◆ REQUIRED WORK ◆
Within the records that follow, find every line containing the string "label". Copy those lines.

** start DATA **

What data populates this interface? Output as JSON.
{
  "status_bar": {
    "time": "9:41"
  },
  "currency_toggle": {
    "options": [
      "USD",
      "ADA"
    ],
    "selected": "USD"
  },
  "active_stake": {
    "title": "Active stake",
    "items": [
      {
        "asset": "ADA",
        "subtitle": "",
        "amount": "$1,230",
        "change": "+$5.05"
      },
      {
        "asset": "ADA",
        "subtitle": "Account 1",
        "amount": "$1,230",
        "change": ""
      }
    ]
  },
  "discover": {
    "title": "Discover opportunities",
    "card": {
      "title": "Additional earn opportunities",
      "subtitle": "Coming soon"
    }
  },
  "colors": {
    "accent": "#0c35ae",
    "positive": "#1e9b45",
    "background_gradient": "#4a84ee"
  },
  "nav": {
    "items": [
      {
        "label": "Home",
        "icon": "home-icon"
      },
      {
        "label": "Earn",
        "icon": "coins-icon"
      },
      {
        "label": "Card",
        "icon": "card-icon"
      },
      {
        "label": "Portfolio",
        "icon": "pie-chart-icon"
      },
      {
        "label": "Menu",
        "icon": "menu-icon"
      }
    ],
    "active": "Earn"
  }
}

** end DATA **

◆ THE RESULT ◆
        "label": "Home",
        "label": "Earn",
        "label": "Card",
        "label": "Portfolio",
        "label": "Menu",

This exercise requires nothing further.